§ Material shown
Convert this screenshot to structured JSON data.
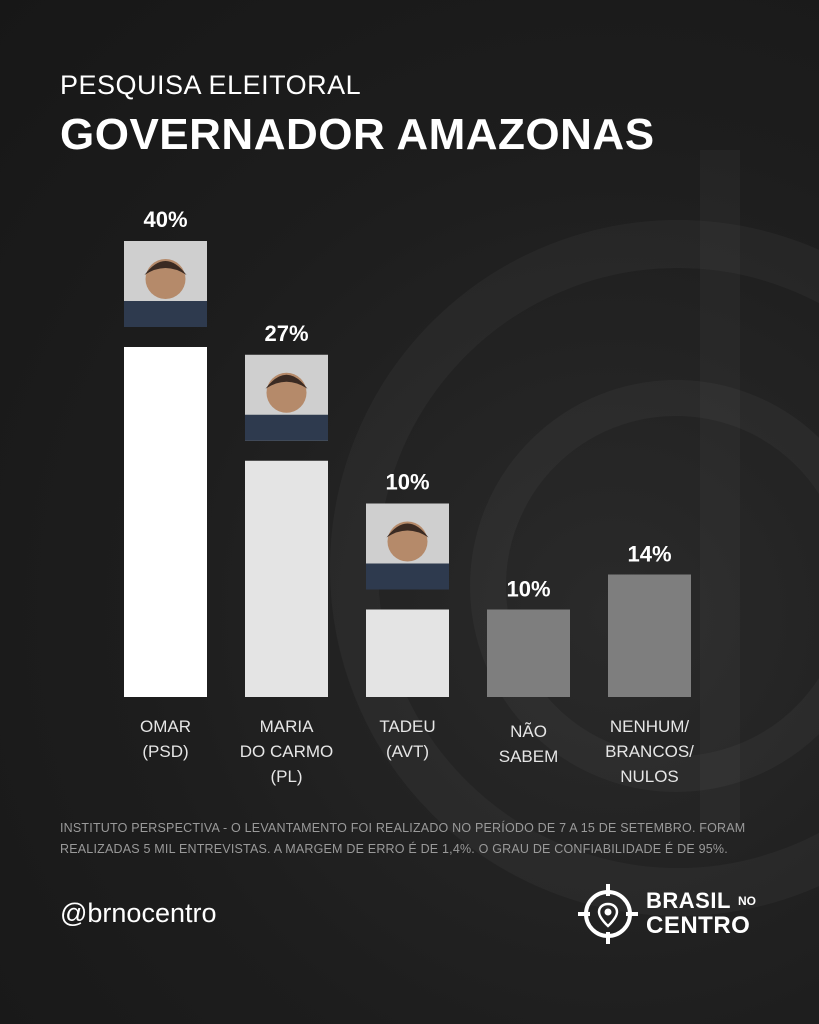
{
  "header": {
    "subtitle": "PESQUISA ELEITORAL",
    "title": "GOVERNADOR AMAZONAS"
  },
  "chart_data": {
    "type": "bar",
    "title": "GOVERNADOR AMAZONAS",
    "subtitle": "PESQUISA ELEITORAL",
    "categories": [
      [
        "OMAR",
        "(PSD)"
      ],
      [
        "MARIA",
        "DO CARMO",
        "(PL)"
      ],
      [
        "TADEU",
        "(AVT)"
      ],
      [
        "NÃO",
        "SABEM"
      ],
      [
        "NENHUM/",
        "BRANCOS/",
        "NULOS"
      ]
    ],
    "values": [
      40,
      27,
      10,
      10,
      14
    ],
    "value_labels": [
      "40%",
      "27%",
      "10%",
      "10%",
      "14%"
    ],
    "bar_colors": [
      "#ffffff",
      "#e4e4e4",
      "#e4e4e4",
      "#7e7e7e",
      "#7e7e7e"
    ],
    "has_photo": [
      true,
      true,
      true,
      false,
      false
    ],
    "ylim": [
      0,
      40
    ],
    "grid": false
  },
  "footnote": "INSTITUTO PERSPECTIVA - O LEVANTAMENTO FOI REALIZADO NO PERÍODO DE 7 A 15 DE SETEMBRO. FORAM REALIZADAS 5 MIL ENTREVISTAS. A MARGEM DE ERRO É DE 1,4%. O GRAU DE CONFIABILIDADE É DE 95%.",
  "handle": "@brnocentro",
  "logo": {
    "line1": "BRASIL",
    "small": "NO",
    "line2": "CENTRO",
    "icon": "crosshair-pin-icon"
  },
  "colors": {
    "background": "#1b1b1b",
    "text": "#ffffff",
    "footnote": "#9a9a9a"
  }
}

§ What to do
Give all the lines above again, character for character, without pictures.

§ The answer
Convert this screenshot to structured JSON data.
{
  "header": {
    "subtitle": "PESQUISA ELEITORAL",
    "title": "GOVERNADOR AMAZONAS"
  },
  "chart_data": {
    "type": "bar",
    "title": "GOVERNADOR AMAZONAS",
    "subtitle": "PESQUISA ELEITORAL",
    "categories": [
      [
        "OMAR",
        "(PSD)"
      ],
      [
        "MARIA",
        "DO CARMO",
        "(PL)"
      ],
      [
        "TADEU",
        "(AVT)"
      ],
      [
        "NÃO",
        "SABEM"
      ],
      [
        "NENHUM/",
        "BRANCOS/",
        "NULOS"
      ]
    ],
    "values": [
      40,
      27,
      10,
      10,
      14
    ],
    "value_labels": [
      "40%",
      "27%",
      "10%",
      "10%",
      "14%"
    ],
    "bar_colors": [
      "#ffffff",
      "#e4e4e4",
      "#e4e4e4",
      "#7e7e7e",
      "#7e7e7e"
    ],
    "has_photo": [
      true,
      true,
      true,
      false,
      false
    ],
    "ylim": [
      0,
      40
    ],
    "grid": false
  },
  "footnote": "INSTITUTO PERSPECTIVA - O LEVANTAMENTO FOI REALIZADO NO PERÍODO DE 7 A 15 DE SETEMBRO. FORAM REALIZADAS 5 MIL ENTREVISTAS. A MARGEM DE ERRO É DE 1,4%. O GRAU DE CONFIABILIDADE É DE 95%.",
  "handle": "@brnocentro",
  "logo": {
    "line1": "BRASIL",
    "small": "NO",
    "line2": "CENTRO",
    "icon": "crosshair-pin-icon"
  },
  "colors": {
    "background": "#1b1b1b",
    "text": "#ffffff",
    "footnote": "#9a9a9a"
  }
}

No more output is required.